AIM
Copy out the entries below precisely; nothing is to be omitted.

◆ ◆ ◆ ◆

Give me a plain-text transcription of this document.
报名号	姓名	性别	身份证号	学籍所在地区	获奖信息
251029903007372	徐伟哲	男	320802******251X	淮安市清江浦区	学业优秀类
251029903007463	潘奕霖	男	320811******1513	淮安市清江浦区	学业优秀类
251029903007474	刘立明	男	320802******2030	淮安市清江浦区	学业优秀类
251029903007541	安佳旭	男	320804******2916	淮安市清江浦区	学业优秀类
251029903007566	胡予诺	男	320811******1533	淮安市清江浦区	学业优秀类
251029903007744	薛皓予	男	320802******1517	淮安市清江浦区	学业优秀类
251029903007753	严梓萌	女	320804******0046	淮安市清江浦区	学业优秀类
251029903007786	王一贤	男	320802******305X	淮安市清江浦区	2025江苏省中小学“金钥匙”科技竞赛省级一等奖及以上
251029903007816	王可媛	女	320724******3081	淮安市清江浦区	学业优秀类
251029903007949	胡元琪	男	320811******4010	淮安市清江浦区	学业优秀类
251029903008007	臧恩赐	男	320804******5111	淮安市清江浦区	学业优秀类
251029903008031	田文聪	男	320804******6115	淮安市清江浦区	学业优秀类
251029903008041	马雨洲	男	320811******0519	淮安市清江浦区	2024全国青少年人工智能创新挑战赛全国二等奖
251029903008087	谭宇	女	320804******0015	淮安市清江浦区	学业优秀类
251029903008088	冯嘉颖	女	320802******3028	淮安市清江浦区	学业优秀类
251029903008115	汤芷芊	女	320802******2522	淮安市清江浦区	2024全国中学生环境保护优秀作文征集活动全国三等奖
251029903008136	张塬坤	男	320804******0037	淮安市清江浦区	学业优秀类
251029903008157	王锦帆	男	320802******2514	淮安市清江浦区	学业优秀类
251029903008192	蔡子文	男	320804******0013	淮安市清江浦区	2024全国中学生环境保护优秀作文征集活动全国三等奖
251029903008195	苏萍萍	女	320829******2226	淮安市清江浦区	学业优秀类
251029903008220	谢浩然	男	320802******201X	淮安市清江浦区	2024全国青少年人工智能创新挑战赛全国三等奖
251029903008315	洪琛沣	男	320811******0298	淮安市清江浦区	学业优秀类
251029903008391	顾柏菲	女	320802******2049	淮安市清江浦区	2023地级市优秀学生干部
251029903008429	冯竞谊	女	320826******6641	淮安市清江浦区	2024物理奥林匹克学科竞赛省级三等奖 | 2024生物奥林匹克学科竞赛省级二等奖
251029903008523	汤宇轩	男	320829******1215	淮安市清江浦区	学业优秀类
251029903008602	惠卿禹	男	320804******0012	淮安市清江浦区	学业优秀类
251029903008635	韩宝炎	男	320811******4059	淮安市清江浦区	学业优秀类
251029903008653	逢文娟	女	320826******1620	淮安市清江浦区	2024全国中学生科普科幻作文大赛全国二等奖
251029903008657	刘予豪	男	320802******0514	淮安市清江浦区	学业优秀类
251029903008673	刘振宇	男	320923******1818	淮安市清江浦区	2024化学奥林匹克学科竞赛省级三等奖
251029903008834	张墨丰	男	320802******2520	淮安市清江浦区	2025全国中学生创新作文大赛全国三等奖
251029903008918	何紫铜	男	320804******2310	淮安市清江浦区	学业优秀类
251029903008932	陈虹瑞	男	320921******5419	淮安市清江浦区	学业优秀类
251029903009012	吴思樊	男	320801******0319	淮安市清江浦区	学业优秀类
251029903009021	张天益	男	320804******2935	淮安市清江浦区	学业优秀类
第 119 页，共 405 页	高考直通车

◆ ◆ ◆ ◆

THE RESULT
Give me a plain-text transcription of this document.
报名号	姓名	性别	身份证号	学籍所在地区	获奖信息
251029903007372	徐伟哲	男	320802******251X	淮安市清江浦区	学业优秀类
251029903007463	潘奕霖	男	320811******1513	淮安市清江浦区	学业优秀类
251029903007474	刘立明	男	320802******2030	淮安市清江浦区	学业优秀类
251029903007541	安佳旭	男	320804******2916	淮安市清江浦区	学业优秀类
251029903007566	胡予诺	男	320811******1533	淮安市清江浦区	学业优秀类
251029903007744	薛皓予	男	320802******1517	淮安市清江浦区	学业优秀类
251029903007753	严梓萌	女	320804******0046	淮安市清江浦区	学业优秀类
251029903007786	王一贤	男	320802******305X	淮安市清江浦区	2025江苏省中小学“金钥匙”科技竞赛省级一等奖及以上
251029903007816	王可媛	女	320724******3081	淮安市清江浦区	学业优秀类
251029903007949	胡元琪	男	320811******4010	淮安市清江浦区	学业优秀类
251029903008007	臧恩赐	男	320804******5111	淮安市清江浦区	学业优秀类
251029903008031	田文聪	男	320804******6115	淮安市清江浦区	学业优秀类
251029903008041	马雨洲	男	320811******0519	淮安市清江浦区	2024全国青少年人工智能创新挑战赛全国二等奖
251029903008087	谭宇	女	320804******0015	淮安市清江浦区	学业优秀类
251029903008088	冯嘉颖	女	320802******3028	淮安市清江浦区	学业优秀类
251029903008115	汤芷芊	女	320802******2522	淮安市清江浦区	2024全国中学生环境保护优秀作文征集活动全国三等奖
251029903008136	张塬坤	男	320804******0037	淮安市清江浦区	学业优秀类
251029903008157	王锦帆	男	320802******2514	淮安市清江浦区	学业优秀类
251029903008192	蔡子文	男	320804******0013	淮安市清江浦区	2024全国中学生环境保护优秀作文征集活动全国三等奖
251029903008195	苏萍萍	女	320829******2226	淮安市清江浦区	学业优秀类
251029903008220	谢浩然	男	320802******201X	淮安市清江浦区	2024全国青少年人工智能创新挑战赛全国三等奖
251029903008315	洪琛沣	男	320811******0298	淮安市清江浦区	学业优秀类
251029903008391	顾柏菲	女	320802******2049	淮安市清江浦区	2023地级市优秀学生干部
251029903008429	冯竞谊	女	320826******6641	淮安市清江浦区	2024物理奥林匹克学科竞赛省级三等奖 | 2024生物奥林匹克学科竞赛省级二等奖
251029903008523	汤宇轩	男	320829******1215	淮安市清江浦区	学业优秀类
251029903008602	惠卿禹	男	320804******0012	淮安市清江浦区	学业优秀类
251029903008635	韩宝炎	男	320811******4059	淮安市清江浦区	学业优秀类
251029903008653	逢文娟	女	320826******1620	淮安市清江浦区	2024全国中学生科普科幻作文大赛全国二等奖
251029903008657	刘予豪	男	320802******0514	淮安市清江浦区	学业优秀类
251029903008673	刘振宇	男	320923******1818	淮安市清江浦区	2024化学奥林匹克学科竞赛省级三等奖
251029903008834	张墨丰	男	320802******2520	淮安市清江浦区	2025全国中学生创新作文大赛全国三等奖
251029903008918	何紫铜	男	320804******2310	淮安市清江浦区	学业优秀类
251029903008932	陈虹瑞	男	320921******5419	淮安市清江浦区	学业优秀类
251029903009012	吴思樊	男	320801******0319	淮安市清江浦区	学业优秀类
251029903009021	张天益	男	320804******2935	淮安市清江浦区	学业优秀类
第 119 页，共 405 页	高考直通车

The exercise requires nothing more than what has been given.